> _GOAL_: Word for word, print each line of the listing below; pictures stay out.

> _EXERCISE DATA_:
········
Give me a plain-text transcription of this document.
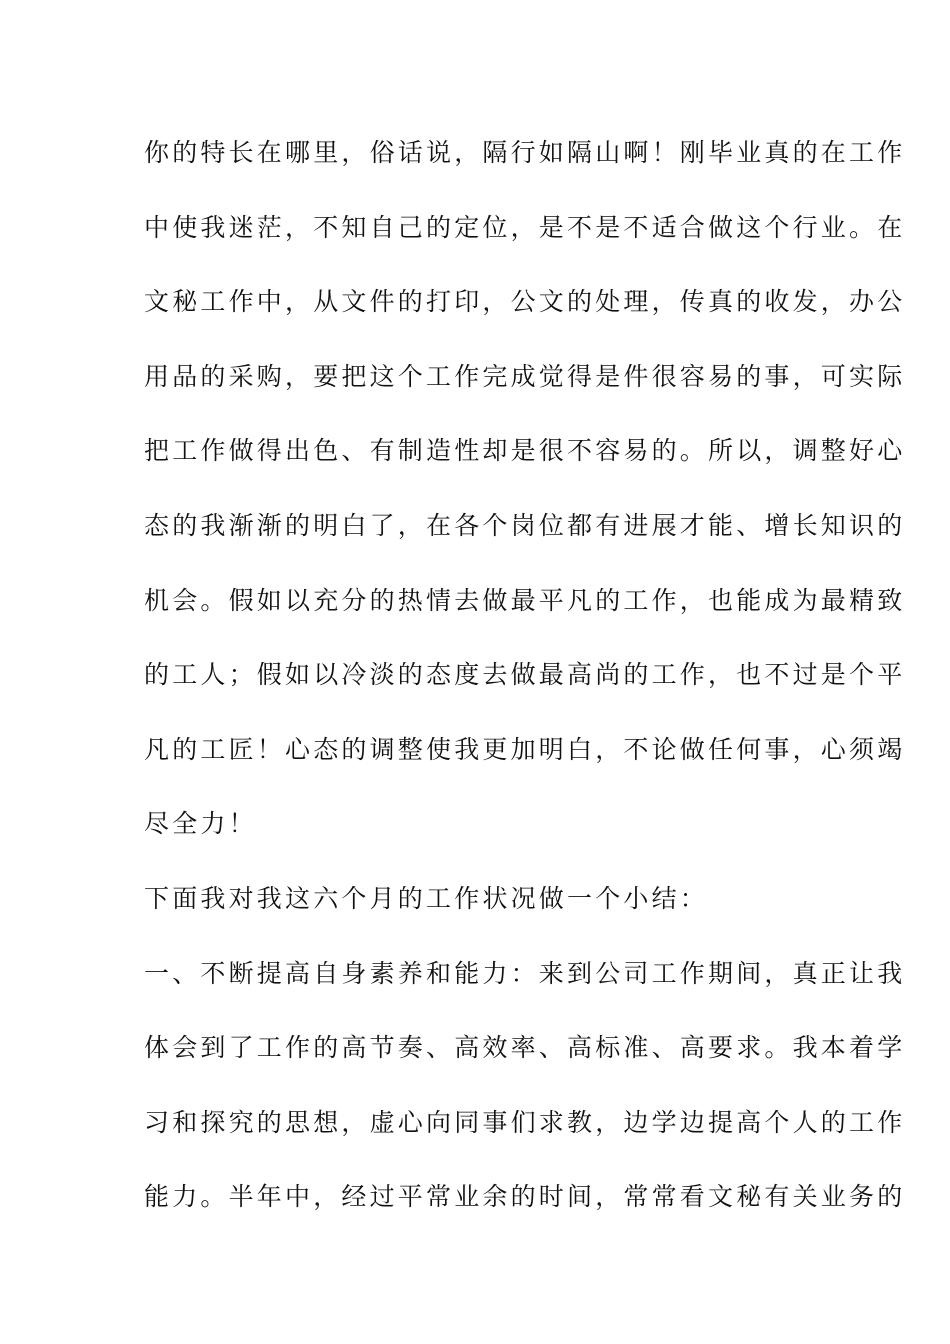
你的特长在哪里，俗话说，隔行如隔山啊！刚毕业真的在工作
中使我迷茫，不知自己的定位，是不是不适合做这个行业。在
文秘工作中，从文件的打印，公文的处理，传真的收发，办公
用品的采购，要把这个工作完成觉得是件很容易的事，可实际
把工作做得出色、有制造性却是很不容易的。所以，调整好心
态的我渐渐的明白了，在各个岗位都有进展才能、增长知识的
机会。假如以充分的热情去做最平凡的工作，也能成为最精致
的工人；假如以冷淡的态度去做最高尚的工作，也不过是个平
凡的工匠！心态的调整使我更加明白，不论做任何事，心须竭
尽全力！
下面我对我这六个月的工作状况做一个小结：
一、不断提高自身素养和能力：来到公司工作期间，真正让我
体会到了工作的高节奏、高效率、高标准、高要求。我本着学
习和探究的思想，虚心向同事们求教，边学边提高个人的工作
能力。半年中，经过平常业余的时间，常常看文秘有关业务的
········
> _RESPONSE_:
Give me a plain-text transcription of this document.
你的特长在哪里，俗话说，隔行如隔山啊！刚毕业真的在工作
中使我迷茫，不知自己的定位，是不是不适合做这个行业。在
文秘工作中，从文件的打印，公文的处理，传真的收发，办公
用品的采购，要把这个工作完成觉得是件很容易的事，可实际
把工作做得出色、有制造性却是很不容易的。所以，调整好心
态的我渐渐的明白了，在各个岗位都有进展才能、增长知识的
机会。假如以充分的热情去做最平凡的工作，也能成为最精致
的工人；假如以冷淡的态度去做最高尚的工作，也不过是个平
凡的工匠！心态的调整使我更加明白，不论做任何事，心须竭
尽全力！
下面我对我这六个月的工作状况做一个小结：
一、不断提高自身素养和能力：来到公司工作期间，真正让我
体会到了工作的高节奏、高效率、高标准、高要求。我本着学
习和探究的思想，虚心向同事们求教，边学边提高个人的工作
能力。半年中，经过平常业余的时间，常常看文秘有关业务的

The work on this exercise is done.